Pull out every line of the listing below where "impairment" appears.

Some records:
______________________________

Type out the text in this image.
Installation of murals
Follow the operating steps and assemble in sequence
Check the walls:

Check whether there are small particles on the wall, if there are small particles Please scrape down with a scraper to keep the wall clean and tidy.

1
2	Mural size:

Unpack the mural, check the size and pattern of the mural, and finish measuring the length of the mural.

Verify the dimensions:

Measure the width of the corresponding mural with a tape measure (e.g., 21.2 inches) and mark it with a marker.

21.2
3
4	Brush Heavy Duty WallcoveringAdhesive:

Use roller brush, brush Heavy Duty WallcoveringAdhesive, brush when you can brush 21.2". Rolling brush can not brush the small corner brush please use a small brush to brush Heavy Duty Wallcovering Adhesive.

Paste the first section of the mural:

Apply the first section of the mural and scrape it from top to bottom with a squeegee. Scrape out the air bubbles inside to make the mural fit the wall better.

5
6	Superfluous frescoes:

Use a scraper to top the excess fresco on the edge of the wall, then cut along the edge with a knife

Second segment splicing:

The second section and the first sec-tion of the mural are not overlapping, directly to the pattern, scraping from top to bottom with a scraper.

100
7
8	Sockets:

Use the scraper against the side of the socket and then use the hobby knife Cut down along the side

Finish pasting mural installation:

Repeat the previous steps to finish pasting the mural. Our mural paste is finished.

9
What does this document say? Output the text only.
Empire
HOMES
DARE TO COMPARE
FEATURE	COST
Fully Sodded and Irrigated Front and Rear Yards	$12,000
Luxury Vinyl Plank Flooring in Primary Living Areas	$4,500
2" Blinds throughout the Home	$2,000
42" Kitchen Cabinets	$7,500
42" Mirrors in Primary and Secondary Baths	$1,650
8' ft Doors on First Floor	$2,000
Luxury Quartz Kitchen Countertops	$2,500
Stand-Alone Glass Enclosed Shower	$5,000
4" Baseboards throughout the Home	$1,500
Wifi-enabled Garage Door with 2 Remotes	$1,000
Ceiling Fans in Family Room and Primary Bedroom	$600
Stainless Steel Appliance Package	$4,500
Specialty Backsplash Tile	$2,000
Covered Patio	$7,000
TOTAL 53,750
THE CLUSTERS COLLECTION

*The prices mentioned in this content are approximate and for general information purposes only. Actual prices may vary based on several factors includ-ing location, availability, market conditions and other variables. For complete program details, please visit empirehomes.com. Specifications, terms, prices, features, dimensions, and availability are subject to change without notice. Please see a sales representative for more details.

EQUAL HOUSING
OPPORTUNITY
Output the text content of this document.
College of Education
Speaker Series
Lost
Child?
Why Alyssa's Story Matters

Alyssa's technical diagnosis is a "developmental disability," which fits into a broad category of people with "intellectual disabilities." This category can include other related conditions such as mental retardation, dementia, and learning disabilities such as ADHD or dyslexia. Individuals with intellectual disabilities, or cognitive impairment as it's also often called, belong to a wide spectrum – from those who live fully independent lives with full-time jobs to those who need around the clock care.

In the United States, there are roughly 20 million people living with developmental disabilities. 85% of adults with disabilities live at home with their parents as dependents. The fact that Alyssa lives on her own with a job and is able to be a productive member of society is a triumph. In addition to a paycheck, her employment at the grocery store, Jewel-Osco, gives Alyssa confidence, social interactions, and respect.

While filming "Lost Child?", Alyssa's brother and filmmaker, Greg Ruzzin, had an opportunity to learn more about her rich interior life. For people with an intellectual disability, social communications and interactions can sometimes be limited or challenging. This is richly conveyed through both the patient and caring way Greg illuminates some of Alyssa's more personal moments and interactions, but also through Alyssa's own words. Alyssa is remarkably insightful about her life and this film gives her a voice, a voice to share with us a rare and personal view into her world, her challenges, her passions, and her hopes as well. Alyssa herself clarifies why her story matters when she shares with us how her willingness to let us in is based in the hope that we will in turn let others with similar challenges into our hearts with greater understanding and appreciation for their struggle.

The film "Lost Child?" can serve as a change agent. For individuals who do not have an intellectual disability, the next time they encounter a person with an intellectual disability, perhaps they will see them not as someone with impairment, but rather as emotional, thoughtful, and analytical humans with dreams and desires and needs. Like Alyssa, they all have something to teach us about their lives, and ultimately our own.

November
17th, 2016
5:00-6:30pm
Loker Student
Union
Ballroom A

______________________________

• Written solution:
Alyssa's technical diagnosis is a "developmental disability," which fits into a broad category of people with "intellectual disabilities." This category can include other related conditions such as mental retardation, dementia, and learning disabilities such as ADHD or dyslexia. Individuals with intellectual disabilities, or cognitive impairment as it's also often called, belong to a wide spectrum – from those who live fully independent lives with full-time jobs to those who need around the clock care.
The film "Lost Child?" can serve as a change agent. For individuals who do not have an intellectual disability, the next time they encounter a person with an intellectual disability, perhaps they will see them not as someone with impairment, but rather as emotional, thoughtful, and analytical humans with dreams and desires and needs. Like Alyssa, they all have something to teach us about their lives, and ultimately our own.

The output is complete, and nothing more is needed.